◆ Entries with figure data ◆
"""

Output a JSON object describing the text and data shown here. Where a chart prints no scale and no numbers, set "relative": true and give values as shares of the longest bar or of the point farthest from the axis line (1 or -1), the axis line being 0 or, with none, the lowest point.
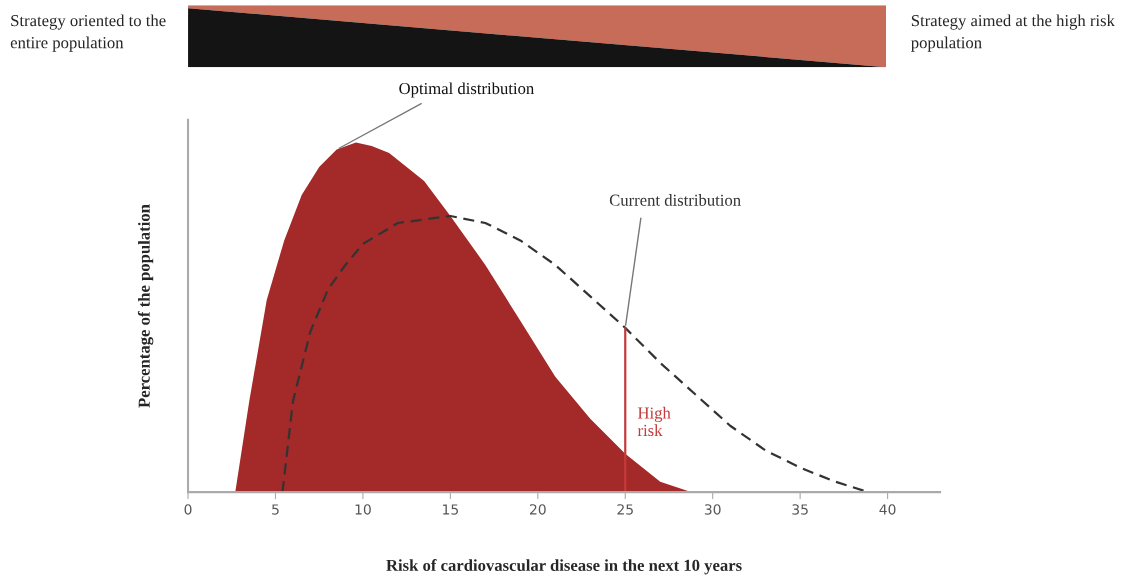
{
  "chart_data": {
    "type": "area",
    "xlabel": "Risk of cardiovascular disease in the next 10 years",
    "ylabel": "Percentage of the population",
    "relative": true,
    "xlim": [
      0,
      43
    ],
    "xticks": [
      0,
      5,
      10,
      15,
      20,
      25,
      30,
      35,
      40
    ],
    "grid": false,
    "legend": false,
    "series": [
      {
        "name": "Optimal distribution",
        "color": "#a32a28",
        "x": [
          2.7,
          3.5,
          4.5,
          5.5,
          6.5,
          7.5,
          8.5,
          9.6,
          10.5,
          11.5,
          12.5,
          13.5,
          15,
          17,
          19,
          21,
          23,
          25,
          27,
          28.8
        ],
        "values": [
          0,
          0.26,
          0.55,
          0.72,
          0.85,
          0.93,
          0.98,
          1.0,
          0.99,
          0.97,
          0.93,
          0.89,
          0.79,
          0.65,
          0.49,
          0.33,
          0.21,
          0.11,
          0.03,
          0
        ]
      },
      {
        "name": "Current distribution",
        "type": "line",
        "line_style": "dashed",
        "color": "#333333",
        "x": [
          5.4,
          6,
          7,
          8,
          9,
          10,
          12,
          15,
          17,
          19,
          21,
          23,
          25,
          27,
          29,
          31,
          33,
          35,
          37,
          38.9
        ],
        "values": [
          0,
          0.26,
          0.46,
          0.58,
          0.65,
          0.71,
          0.77,
          0.79,
          0.77,
          0.72,
          0.65,
          0.56,
          0.47,
          0.37,
          0.28,
          0.19,
          0.12,
          0.07,
          0.03,
          0
        ]
      }
    ],
    "ref_lines": [
      {
        "axis": "x",
        "value": 25,
        "label": "High risk",
        "color": "#c43a3a"
      }
    ],
    "annotations": [
      "Strategy oriented to the entire population",
      "Strategy aimed at the high risk population"
    ]
  }
}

"""

◆ GOAL OF THE EXERCISE ◆
Return each line from the material above exactly, but not the pictures.

◆ REPLY ◆
Output a JSON object describing the text and data shown here. Where a chart prints no scale and no numbers, set "relative": true and give values as shares of the longest bar or of the point farthest from the axis line (1 or -1), the axis line being 0 or, with none, the lowest point.
{
  "chart_data": {
    "type": "area",
    "xlabel": "Risk of cardiovascular disease in the next 10 years",
    "ylabel": "Percentage of the population",
    "relative": true,
    "xlim": [
      0,
      43
    ],
    "xticks": [
      0,
      5,
      10,
      15,
      20,
      25,
      30,
      35,
      40
    ],
    "grid": false,
    "legend": false,
    "series": [
      {
        "name": "Optimal distribution",
        "color": "#a32a28",
        "x": [
          2.7,
          3.5,
          4.5,
          5.5,
          6.5,
          7.5,
          8.5,
          9.6,
          10.5,
          11.5,
          12.5,
          13.5,
          15,
          17,
          19,
          21,
          23,
          25,
          27,
          28.8
        ],
        "values": [
          0,
          0.26,
          0.55,
          0.72,
          0.85,
          0.93,
          0.98,
          1.0,
          0.99,
          0.97,
          0.93,
          0.89,
          0.79,
          0.65,
          0.49,
          0.33,
          0.21,
          0.11,
          0.03,
          0
        ]
      },
      {
        "name": "Current distribution",
        "type": "line",
        "line_style": "dashed",
        "color": "#333333",
        "x": [
          5.4,
          6,
          7,
          8,
          9,
          10,
          12,
          15,
          17,
          19,
          21,
          23,
          25,
          27,
          29,
          31,
          33,
          35,
          37,
          38.9
        ],
        "values": [
          0,
          0.26,
          0.46,
          0.58,
          0.65,
          0.71,
          0.77,
          0.79,
          0.77,
          0.72,
          0.65,
          0.56,
          0.47,
          0.37,
          0.28,
          0.19,
          0.12,
          0.07,
          0.03,
          0
        ]
      }
    ],
    "ref_lines": [
      {
        "axis": "x",
        "value": 25,
        "label": "High risk",
        "color": "#c43a3a"
      }
    ],
    "annotations": [
      "Strategy oriented to the entire population",
      "Strategy aimed at the high risk population"
    ]
  }
}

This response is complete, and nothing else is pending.